- _RECORDED DATA_
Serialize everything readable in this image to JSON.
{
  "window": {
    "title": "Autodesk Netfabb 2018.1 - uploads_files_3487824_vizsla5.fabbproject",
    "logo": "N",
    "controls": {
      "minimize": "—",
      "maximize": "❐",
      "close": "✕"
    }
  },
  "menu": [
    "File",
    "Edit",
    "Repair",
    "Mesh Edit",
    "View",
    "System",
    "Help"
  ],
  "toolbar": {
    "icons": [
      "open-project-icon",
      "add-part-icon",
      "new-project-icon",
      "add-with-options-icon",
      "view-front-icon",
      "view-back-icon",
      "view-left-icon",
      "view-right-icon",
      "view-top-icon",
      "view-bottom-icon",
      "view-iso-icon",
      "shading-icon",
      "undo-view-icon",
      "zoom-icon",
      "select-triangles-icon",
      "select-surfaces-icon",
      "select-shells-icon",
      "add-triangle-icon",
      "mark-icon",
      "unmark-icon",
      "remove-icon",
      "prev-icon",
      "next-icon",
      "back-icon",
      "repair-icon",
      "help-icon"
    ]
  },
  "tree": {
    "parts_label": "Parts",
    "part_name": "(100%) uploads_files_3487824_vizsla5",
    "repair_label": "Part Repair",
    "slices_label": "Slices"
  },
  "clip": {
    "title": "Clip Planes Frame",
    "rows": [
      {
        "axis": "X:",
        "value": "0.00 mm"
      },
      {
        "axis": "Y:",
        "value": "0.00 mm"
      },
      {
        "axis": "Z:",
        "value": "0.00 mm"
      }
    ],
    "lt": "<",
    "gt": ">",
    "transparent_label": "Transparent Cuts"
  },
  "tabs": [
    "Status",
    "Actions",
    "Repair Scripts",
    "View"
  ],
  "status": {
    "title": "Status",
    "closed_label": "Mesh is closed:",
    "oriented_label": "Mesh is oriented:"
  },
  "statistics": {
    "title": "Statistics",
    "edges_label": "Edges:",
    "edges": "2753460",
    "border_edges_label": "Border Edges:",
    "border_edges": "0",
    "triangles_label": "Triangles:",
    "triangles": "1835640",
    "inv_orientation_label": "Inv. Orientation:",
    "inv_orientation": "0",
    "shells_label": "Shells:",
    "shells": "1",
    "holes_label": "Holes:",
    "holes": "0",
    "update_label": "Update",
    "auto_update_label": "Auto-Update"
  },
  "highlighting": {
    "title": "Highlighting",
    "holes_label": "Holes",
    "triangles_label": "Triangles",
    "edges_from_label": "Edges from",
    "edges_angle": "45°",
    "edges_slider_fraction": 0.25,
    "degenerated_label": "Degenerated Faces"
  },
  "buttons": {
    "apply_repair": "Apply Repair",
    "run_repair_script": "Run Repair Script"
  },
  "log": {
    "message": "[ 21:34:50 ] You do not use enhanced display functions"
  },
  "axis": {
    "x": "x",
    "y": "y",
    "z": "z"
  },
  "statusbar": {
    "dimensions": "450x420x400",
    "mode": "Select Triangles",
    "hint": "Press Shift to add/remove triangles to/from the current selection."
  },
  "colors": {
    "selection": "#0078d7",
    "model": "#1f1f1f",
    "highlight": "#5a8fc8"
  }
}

- _WHAT THE TASK ASKS_
Output the full listing without altering anything.

- _EXERCISE RESPONSE_
Serialize everything readable in this image to JSON.
{
  "window": {
    "title": "Autodesk Netfabb 2018.1 - uploads_files_3487824_vizsla5.fabbproject",
    "logo": "N",
    "controls": {
      "minimize": "—",
      "maximize": "❐",
      "close": "✕"
    }
  },
  "menu": [
    "File",
    "Edit",
    "Repair",
    "Mesh Edit",
    "View",
    "System",
    "Help"
  ],
  "toolbar": {
    "icons": [
      "open-project-icon",
      "add-part-icon",
      "new-project-icon",
      "add-with-options-icon",
      "view-front-icon",
      "view-back-icon",
      "view-left-icon",
      "view-right-icon",
      "view-top-icon",
      "view-bottom-icon",
      "view-iso-icon",
      "shading-icon",
      "undo-view-icon",
      "zoom-icon",
      "select-triangles-icon",
      "select-surfaces-icon",
      "select-shells-icon",
      "add-triangle-icon",
      "mark-icon",
      "unmark-icon",
      "remove-icon",
      "prev-icon",
      "next-icon",
      "back-icon",
      "repair-icon",
      "help-icon"
    ]
  },
  "tree": {
    "parts_label": "Parts",
    "part_name": "(100%) uploads_files_3487824_vizsla5",
    "repair_label": "Part Repair",
    "slices_label": "Slices"
  },
  "clip": {
    "title": "Clip Planes Frame",
    "rows": [
      {
        "axis": "X:",
        "value": "0.00 mm"
      },
      {
        "axis": "Y:",
        "value": "0.00 mm"
      },
      {
        "axis": "Z:",
        "value": "0.00 mm"
      }
    ],
    "lt": "<",
    "gt": ">",
    "transparent_label": "Transparent Cuts"
  },
  "tabs": [
    "Status",
    "Actions",
    "Repair Scripts",
    "View"
  ],
  "status": {
    "title": "Status",
    "closed_label": "Mesh is closed:",
    "oriented_label": "Mesh is oriented:"
  },
  "statistics": {
    "title": "Statistics",
    "edges_label": "Edges:",
    "edges": "2753460",
    "border_edges_label": "Border Edges:",
    "border_edges": "0",
    "triangles_label": "Triangles:",
    "triangles": "1835640",
    "inv_orientation_label": "Inv. Orientation:",
    "inv_orientation": "0",
    "shells_label": "Shells:",
    "shells": "1",
    "holes_label": "Holes:",
    "holes": "0",
    "update_label": "Update",
    "auto_update_label": "Auto-Update"
  },
  "highlighting": {
    "title": "Highlighting",
    "holes_label": "Holes",
    "triangles_label": "Triangles",
    "edges_from_label": "Edges from",
    "edges_angle": "45°",
    "edges_slider_fraction": 0.25,
    "degenerated_label": "Degenerated Faces"
  },
  "buttons": {
    "apply_repair": "Apply Repair",
    "run_repair_script": "Run Repair Script"
  },
  "log": {
    "message": "[ 21:34:50 ] You do not use enhanced display functions"
  },
  "axis": {
    "x": "x",
    "y": "y",
    "z": "z"
  },
  "statusbar": {
    "dimensions": "450x420x400",
    "mode": "Select Triangles",
    "hint": "Press Shift to add/remove triangles to/from the current selection."
  },
  "colors": {
    "selection": "#0078d7",
    "model": "#1f1f1f",
    "highlight": "#5a8fc8"
  }
}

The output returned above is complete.